>>>

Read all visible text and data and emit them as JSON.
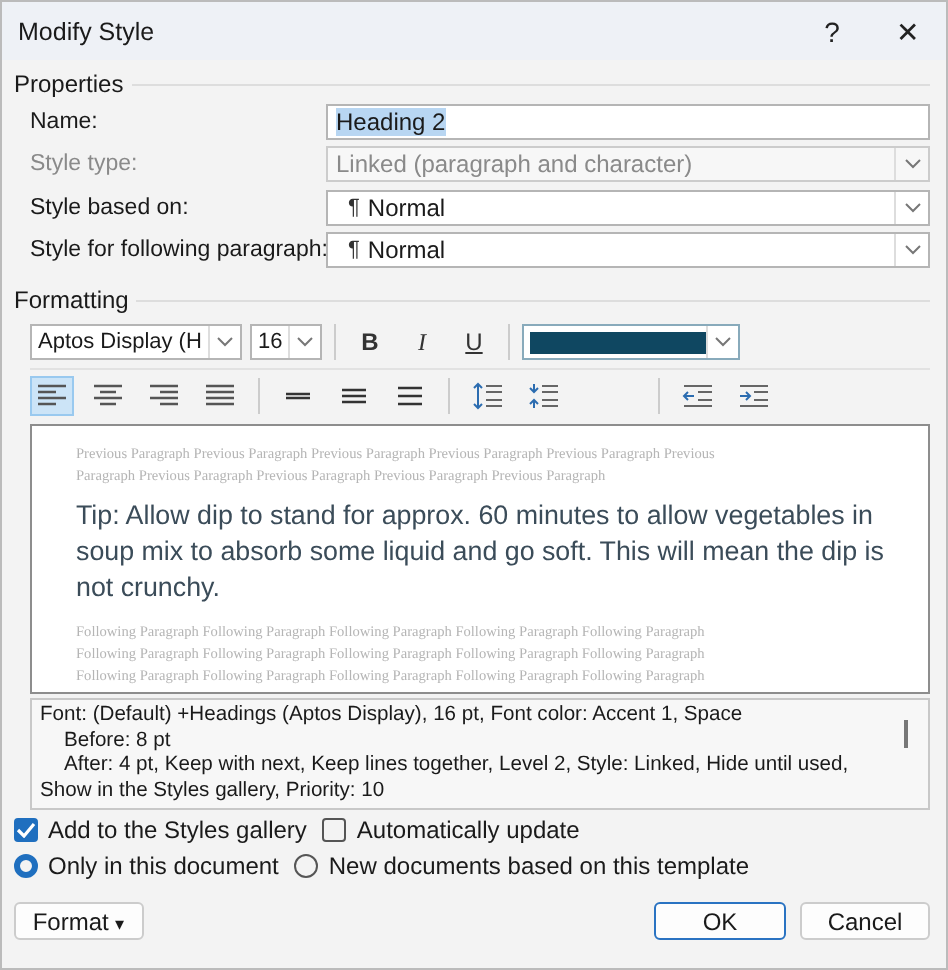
{
  "window": {
    "title": "Modify Style",
    "help": "?",
    "close": "✕"
  },
  "properties": {
    "title": "Properties",
    "fields": [
      {
        "label": "Name:",
        "kind": "text",
        "value": "Heading 2",
        "text_selected": true,
        "disabled": false
      },
      {
        "label": "Style type:",
        "kind": "dropdown",
        "value": "Linked (paragraph and character)",
        "disabled": true
      },
      {
        "label": "Style based on:",
        "kind": "dropdown",
        "pilcrow": "¶",
        "value": "Normal",
        "disabled": false
      },
      {
        "label": "Style for following paragraph:",
        "kind": "dropdown",
        "pilcrow": "¶",
        "value": "Normal",
        "disabled": false
      }
    ]
  },
  "formatting": {
    "title": "Formatting",
    "font": "Aptos Display (H",
    "size": "16",
    "styles": [
      {
        "label": "B",
        "kind": "bold",
        "selected": false
      },
      {
        "label": "I",
        "kind": "italic",
        "selected": false
      },
      {
        "label": "U",
        "kind": "underline",
        "selected": false
      }
    ],
    "color": "#0f4761",
    "paragraph_groups": [
      [
        {
          "kind": "align-left",
          "selected": true
        },
        {
          "kind": "align-center",
          "selected": false
        },
        {
          "kind": "align-right",
          "selected": false
        },
        {
          "kind": "justify",
          "selected": false
        }
      ],
      [
        {
          "kind": "single-spacing",
          "selected": false
        },
        {
          "kind": "one-half-spacing",
          "selected": false
        },
        {
          "kind": "double-spacing",
          "selected": false
        }
      ],
      [
        {
          "kind": "space-increase",
          "selected": false
        },
        {
          "kind": "space-decrease",
          "selected": false
        }
      ],
      [
        {
          "kind": "indent-decrease",
          "selected": false
        },
        {
          "kind": "indent-increase",
          "selected": false
        }
      ]
    ]
  },
  "preview": {
    "previous": [
      "Previous Paragraph Previous Paragraph Previous Paragraph Previous Paragraph Previous Paragraph Previous",
      "Paragraph Previous Paragraph Previous Paragraph Previous Paragraph Previous Paragraph"
    ],
    "sample": "Tip: Allow dip to stand for approx. 60 minutes to allow vegetables in soup mix to absorb some liquid and go soft. This will mean the dip is not crunchy.",
    "following": [
      "Following Paragraph Following Paragraph Following Paragraph Following Paragraph Following Paragraph",
      "Following Paragraph Following Paragraph Following Paragraph Following Paragraph Following Paragraph",
      "Following Paragraph Following Paragraph Following Paragraph Following Paragraph Following Paragraph"
    ]
  },
  "description": [
    "Font: (Default) +Headings (Aptos Display), 16 pt, Font color: Accent 1, Space",
    "Before:  8 pt",
    "After:  4 pt, Keep with next, Keep lines together, Level 2, Style: Linked, Hide until used,",
    "Show in the Styles gallery, Priority: 10"
  ],
  "checkboxes": [
    {
      "label": "Add to the Styles gallery",
      "checked": true
    },
    {
      "label": "Automatically update",
      "checked": false
    }
  ],
  "radios": [
    {
      "label": "Only in this document",
      "selected": true
    },
    {
      "label": "New documents based on this template",
      "selected": false
    }
  ],
  "format_button": {
    "label": "Format",
    "caret": "▾"
  },
  "buttons": [
    {
      "label": "OK",
      "kind": "default"
    },
    {
      "label": "Cancel",
      "kind": "normal"
    }
  ]
}
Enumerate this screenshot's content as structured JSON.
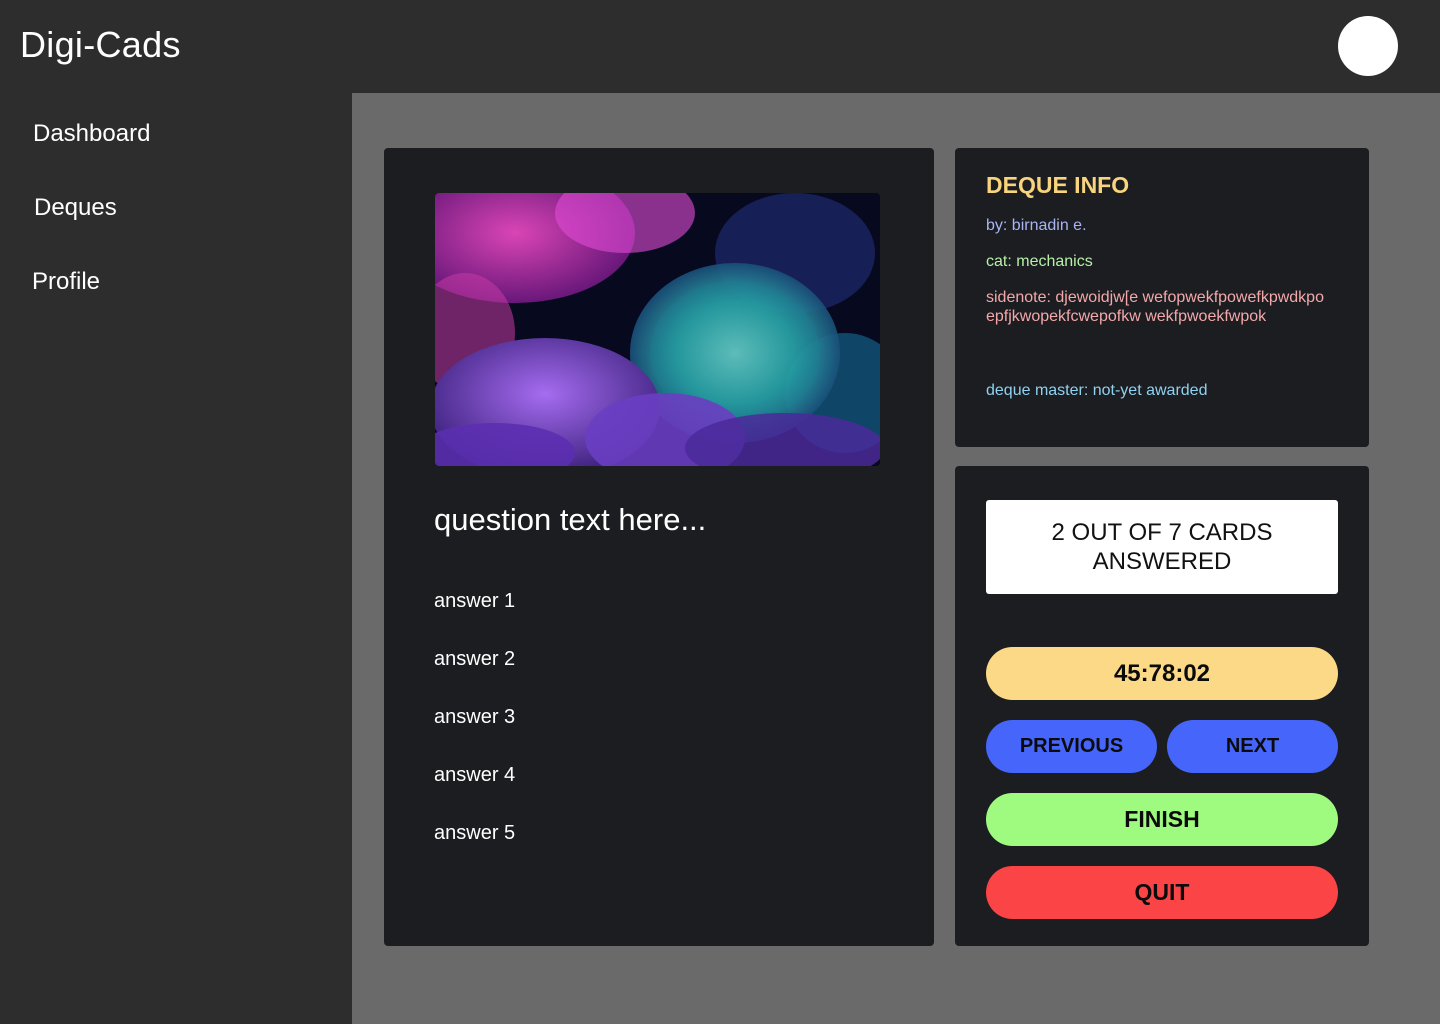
{
  "app": {
    "title": "Digi-Cads"
  },
  "sidebar": {
    "items": [
      {
        "label": "Dashboard"
      },
      {
        "label": "Deques"
      },
      {
        "label": "Profile"
      }
    ]
  },
  "card": {
    "image_icon": "coral-reef-photo",
    "question": "question text here...",
    "answers": [
      "answer 1",
      "answer 2",
      "answer 3",
      "answer 4",
      "answer 5"
    ]
  },
  "deque_info": {
    "title": "DEQUE INFO",
    "by": "by: birnadin e.",
    "cat": "cat: mechanics",
    "sidenote": "sidenote: djewoidjw[e wefopwekfpowefkpwdkpo epfjkwopekfcwepofkw wekfpwoekfwpok",
    "master": "deque master: not-yet awarded"
  },
  "controls": {
    "progress": "2 OUT OF 7 CARDS ANSWERED",
    "timer": "45:78:02",
    "previous_label": "PREVIOUS",
    "next_label": "NEXT",
    "finish_label": "FINISH",
    "quit_label": "QUIT"
  },
  "colors": {
    "sidebar_bg": "#2d2d2e",
    "main_bg": "#6a6a6a",
    "panel_bg": "#1c1d21",
    "info_title": "#f8d47c",
    "timer": "#fbd986",
    "nav_buttons": "#4666fb",
    "finish": "#9efb80",
    "quit": "#fb4446"
  }
}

<<<

- **Written problem**
Write out the entries again, exactly as given, skipping any images.

- **The solution**
Read all visible text and data and emit them as JSON.
{
  "window": {
    "title": "Modify Style",
    "help": "?",
    "close": "✕"
  },
  "properties": {
    "title": "Properties",
    "fields": [
      {
        "label": "Name:",
        "kind": "text",
        "value": "Heading 2",
        "text_selected": true,
        "disabled": false
      },
      {
        "label": "Style type:",
        "kind": "dropdown",
        "value": "Linked (paragraph and character)",
        "disabled": true
      },
      {
        "label": "Style based on:",
        "kind": "dropdown",
        "pilcrow": "¶",
        "value": "Normal",
        "disabled": false
      },
      {
        "label": "Style for following paragraph:",
        "kind": "dropdown",
        "pilcrow": "¶",
        "value": "Normal",
        "disabled": false
      }
    ]
  },
  "formatting": {
    "title": "Formatting",
    "font": "Aptos Display (H",
    "size": "16",
    "styles": [
      {
        "label": "B",
        "kind": "bold",
        "selected": false
      },
      {
        "label": "I",
        "kind": "italic",
        "selected": false
      },
      {
        "label": "U",
        "kind": "underline",
        "selected": false
      }
    ],
    "color": "#0f4761",
    "paragraph_groups": [
      [
        {
          "kind": "align-left",
          "selected": true
        },
        {
          "kind": "align-center",
          "selected": false
        },
        {
          "kind": "align-right",
          "selected": false
        },
        {
          "kind": "justify",
          "selected": false
        }
      ],
      [
        {
          "kind": "single-spacing",
          "selected": false
        },
        {
          "kind": "one-half-spacing",
          "selected": false
        },
        {
          "kind": "double-spacing",
          "selected": false
        }
      ],
      [
        {
          "kind": "space-increase",
          "selected": false
        },
        {
          "kind": "space-decrease",
          "selected": false
        }
      ],
      [
        {
          "kind": "indent-decrease",
          "selected": false
        },
        {
          "kind": "indent-increase",
          "selected": false
        }
      ]
    ]
  },
  "preview": {
    "previous": [
      "Previous Paragraph Previous Paragraph Previous Paragraph Previous Paragraph Previous Paragraph Previous",
      "Paragraph Previous Paragraph Previous Paragraph Previous Paragraph Previous Paragraph"
    ],
    "sample": "Tip: Allow dip to stand for approx. 60 minutes to allow vegetables in soup mix to absorb some liquid and go soft. This will mean the dip is not crunchy.",
    "following": [
      "Following Paragraph Following Paragraph Following Paragraph Following Paragraph Following Paragraph",
      "Following Paragraph Following Paragraph Following Paragraph Following Paragraph Following Paragraph",
      "Following Paragraph Following Paragraph Following Paragraph Following Paragraph Following Paragraph"
    ]
  },
  "description": [
    "Font: (Default) +Headings (Aptos Display), 16 pt, Font color: Accent 1, Space",
    "Before:  8 pt",
    "After:  4 pt, Keep with next, Keep lines together, Level 2, Style: Linked, Hide until used,",
    "Show in the Styles gallery, Priority: 10"
  ],
  "checkboxes": [
    {
      "label": "Add to the Styles gallery",
      "checked": true
    },
    {
      "label": "Automatically update",
      "checked": false
    }
  ],
  "radios": [
    {
      "label": "Only in this document",
      "selected": true
    },
    {
      "label": "New documents based on this template",
      "selected": false
    }
  ],
  "format_button": {
    "label": "Format",
    "caret": "▾"
  },
  "buttons": [
    {
      "label": "OK",
      "kind": "default"
    },
    {
      "label": "Cancel",
      "kind": "normal"
    }
  ]
}
Enumerate this screenshot's content as structured JSON.
{
  "app": {
    "title": "Digi-Cads"
  },
  "sidebar": {
    "items": [
      {
        "label": "Dashboard"
      },
      {
        "label": "Deques"
      },
      {
        "label": "Profile"
      }
    ]
  },
  "card": {
    "image_icon": "coral-reef-photo",
    "question": "question text here...",
    "answers": [
      "answer 1",
      "answer 2",
      "answer 3",
      "answer 4",
      "answer 5"
    ]
  },
  "deque_info": {
    "title": "DEQUE INFO",
    "by": "by: birnadin e.",
    "cat": "cat: mechanics",
    "sidenote": "sidenote: djewoidjw[e wefopwekfpowefkpwdkpo epfjkwopekfcwepofkw wekfpwoekfwpok",
    "master": "deque master: not-yet awarded"
  },
  "controls": {
    "progress": "2 OUT OF 7 CARDS ANSWERED",
    "timer": "45:78:02",
    "previous_label": "PREVIOUS",
    "next_label": "NEXT",
    "finish_label": "FINISH",
    "quit_label": "QUIT"
  },
  "colors": {
    "sidebar_bg": "#2d2d2e",
    "main_bg": "#6a6a6a",
    "panel_bg": "#1c1d21",
    "info_title": "#f8d47c",
    "timer": "#fbd986",
    "nav_buttons": "#4666fb",
    "finish": "#9efb80",
    "quit": "#fb4446"
  }
}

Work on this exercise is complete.